-- START --
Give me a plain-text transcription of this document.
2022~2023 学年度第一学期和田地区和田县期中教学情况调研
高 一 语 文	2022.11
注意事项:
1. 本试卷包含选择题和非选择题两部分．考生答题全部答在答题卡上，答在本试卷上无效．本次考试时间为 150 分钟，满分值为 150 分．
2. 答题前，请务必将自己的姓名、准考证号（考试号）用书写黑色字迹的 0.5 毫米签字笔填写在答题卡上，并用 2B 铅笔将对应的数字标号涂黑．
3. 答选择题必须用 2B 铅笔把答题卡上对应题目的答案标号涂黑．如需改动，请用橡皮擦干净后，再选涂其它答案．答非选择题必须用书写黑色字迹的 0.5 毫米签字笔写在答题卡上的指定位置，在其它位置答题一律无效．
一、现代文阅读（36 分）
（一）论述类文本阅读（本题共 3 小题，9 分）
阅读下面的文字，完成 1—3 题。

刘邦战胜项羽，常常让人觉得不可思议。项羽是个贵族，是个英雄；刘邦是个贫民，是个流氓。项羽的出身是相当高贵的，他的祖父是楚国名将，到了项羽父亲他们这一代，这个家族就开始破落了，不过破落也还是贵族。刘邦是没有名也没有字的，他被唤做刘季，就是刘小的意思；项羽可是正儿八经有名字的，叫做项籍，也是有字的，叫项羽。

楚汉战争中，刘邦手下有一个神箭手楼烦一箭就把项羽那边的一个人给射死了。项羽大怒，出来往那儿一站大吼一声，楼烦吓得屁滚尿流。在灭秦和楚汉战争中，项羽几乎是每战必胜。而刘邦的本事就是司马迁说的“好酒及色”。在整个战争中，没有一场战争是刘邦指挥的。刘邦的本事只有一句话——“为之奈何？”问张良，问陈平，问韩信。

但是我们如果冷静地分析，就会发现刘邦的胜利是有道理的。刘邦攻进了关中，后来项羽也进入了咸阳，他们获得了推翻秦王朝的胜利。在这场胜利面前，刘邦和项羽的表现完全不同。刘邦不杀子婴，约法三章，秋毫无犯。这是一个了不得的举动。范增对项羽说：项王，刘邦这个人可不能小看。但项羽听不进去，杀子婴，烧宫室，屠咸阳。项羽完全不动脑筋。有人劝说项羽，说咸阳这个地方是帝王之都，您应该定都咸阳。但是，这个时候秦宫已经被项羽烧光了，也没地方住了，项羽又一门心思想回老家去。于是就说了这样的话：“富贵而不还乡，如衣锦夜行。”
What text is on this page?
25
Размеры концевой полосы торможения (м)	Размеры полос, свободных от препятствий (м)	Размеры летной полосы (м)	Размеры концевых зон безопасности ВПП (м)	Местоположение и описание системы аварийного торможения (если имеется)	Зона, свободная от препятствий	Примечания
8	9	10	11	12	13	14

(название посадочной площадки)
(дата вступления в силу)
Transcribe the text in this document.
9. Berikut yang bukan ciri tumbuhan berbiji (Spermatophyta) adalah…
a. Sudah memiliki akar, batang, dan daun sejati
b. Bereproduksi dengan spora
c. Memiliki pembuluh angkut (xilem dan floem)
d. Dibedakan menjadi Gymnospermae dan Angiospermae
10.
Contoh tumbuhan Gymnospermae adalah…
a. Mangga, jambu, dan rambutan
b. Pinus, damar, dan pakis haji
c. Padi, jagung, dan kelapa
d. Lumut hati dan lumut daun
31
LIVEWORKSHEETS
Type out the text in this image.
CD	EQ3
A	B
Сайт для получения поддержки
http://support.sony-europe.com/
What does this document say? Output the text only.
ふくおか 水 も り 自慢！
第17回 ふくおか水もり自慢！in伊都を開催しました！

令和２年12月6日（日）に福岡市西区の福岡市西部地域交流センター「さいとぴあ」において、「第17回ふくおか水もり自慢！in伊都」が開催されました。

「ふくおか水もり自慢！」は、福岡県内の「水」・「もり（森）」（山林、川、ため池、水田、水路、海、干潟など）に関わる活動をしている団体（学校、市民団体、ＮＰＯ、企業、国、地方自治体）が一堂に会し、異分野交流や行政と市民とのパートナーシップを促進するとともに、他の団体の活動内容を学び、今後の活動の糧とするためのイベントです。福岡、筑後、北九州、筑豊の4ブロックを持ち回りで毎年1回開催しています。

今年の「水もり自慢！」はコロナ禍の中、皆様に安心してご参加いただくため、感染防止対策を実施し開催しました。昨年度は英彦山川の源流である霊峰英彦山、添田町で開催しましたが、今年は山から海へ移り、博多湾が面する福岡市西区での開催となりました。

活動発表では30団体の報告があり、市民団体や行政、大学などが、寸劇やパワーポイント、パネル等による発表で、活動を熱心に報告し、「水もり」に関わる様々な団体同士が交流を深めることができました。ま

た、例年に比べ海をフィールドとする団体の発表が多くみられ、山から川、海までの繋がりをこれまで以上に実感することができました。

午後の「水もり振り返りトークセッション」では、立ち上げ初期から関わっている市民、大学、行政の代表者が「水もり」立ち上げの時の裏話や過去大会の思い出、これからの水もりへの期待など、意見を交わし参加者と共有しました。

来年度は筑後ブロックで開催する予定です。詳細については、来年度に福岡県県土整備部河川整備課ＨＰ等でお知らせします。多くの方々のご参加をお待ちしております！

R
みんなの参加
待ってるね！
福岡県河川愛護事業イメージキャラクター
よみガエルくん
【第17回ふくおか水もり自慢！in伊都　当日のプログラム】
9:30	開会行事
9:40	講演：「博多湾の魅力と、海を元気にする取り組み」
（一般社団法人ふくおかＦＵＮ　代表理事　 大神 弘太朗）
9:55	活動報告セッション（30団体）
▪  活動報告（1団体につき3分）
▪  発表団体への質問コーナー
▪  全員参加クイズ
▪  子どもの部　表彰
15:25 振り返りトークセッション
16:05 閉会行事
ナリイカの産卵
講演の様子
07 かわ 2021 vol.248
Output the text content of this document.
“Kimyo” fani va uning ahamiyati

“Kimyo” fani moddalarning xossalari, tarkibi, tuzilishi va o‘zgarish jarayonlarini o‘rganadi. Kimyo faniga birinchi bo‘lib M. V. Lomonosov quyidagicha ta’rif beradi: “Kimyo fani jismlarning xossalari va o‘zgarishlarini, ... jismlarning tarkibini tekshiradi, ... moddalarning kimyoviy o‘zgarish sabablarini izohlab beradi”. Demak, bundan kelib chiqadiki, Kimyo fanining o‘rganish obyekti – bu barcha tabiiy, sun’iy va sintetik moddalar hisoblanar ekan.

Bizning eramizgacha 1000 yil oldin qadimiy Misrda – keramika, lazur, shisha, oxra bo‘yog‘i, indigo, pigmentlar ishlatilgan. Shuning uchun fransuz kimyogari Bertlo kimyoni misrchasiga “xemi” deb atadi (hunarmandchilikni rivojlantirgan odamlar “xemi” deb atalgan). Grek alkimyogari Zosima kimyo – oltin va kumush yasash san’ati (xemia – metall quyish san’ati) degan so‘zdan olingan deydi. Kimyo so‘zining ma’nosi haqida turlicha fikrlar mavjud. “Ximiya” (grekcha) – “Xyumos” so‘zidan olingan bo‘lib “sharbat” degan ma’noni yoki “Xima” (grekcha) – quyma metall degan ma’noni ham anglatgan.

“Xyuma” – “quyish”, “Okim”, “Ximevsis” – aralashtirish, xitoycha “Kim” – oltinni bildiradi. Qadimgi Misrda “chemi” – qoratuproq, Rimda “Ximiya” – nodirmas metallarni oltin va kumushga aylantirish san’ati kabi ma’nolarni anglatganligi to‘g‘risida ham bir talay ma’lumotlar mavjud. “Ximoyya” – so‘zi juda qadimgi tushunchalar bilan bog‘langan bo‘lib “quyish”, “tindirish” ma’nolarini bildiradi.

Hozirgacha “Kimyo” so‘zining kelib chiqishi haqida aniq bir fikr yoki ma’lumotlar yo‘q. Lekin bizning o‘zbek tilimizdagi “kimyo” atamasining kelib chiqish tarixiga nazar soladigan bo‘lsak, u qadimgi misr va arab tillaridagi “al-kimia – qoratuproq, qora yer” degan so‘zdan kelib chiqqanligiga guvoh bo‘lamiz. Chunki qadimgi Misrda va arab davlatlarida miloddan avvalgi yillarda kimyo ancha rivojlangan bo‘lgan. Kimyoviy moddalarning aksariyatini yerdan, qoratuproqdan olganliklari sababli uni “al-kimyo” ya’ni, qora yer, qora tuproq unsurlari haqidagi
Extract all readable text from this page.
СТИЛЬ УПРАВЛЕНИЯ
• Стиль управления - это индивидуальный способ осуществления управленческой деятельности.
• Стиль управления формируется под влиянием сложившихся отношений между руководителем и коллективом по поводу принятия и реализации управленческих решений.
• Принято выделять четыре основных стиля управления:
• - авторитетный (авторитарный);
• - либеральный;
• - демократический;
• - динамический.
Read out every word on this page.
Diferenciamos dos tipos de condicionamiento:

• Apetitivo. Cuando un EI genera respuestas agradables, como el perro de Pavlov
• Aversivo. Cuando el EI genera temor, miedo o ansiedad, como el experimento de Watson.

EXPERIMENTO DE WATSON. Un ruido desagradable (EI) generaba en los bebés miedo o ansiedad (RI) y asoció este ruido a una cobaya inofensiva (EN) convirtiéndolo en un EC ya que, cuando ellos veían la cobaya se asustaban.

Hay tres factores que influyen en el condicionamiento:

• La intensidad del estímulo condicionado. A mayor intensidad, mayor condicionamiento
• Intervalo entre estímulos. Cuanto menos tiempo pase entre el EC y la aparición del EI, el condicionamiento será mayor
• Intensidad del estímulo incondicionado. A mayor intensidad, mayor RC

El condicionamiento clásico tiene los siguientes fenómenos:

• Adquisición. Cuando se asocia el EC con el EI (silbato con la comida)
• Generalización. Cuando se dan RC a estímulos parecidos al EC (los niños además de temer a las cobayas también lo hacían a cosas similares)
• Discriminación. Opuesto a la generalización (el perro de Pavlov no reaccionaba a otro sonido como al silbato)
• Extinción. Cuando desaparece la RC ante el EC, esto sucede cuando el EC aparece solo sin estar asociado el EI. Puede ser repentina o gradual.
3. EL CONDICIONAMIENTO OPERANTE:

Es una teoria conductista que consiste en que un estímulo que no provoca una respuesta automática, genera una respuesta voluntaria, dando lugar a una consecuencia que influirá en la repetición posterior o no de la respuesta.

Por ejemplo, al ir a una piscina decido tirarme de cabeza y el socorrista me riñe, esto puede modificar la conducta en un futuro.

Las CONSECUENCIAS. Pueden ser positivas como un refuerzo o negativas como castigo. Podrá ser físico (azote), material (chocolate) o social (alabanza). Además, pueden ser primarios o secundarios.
-- END --
PROBLEM DESCRIPTION:
In the entries above, find each line with the word "page" and copy it.

FINISHED TASK:
What text is on this page?
Extract all readable text from this page.
Read out every word on this page.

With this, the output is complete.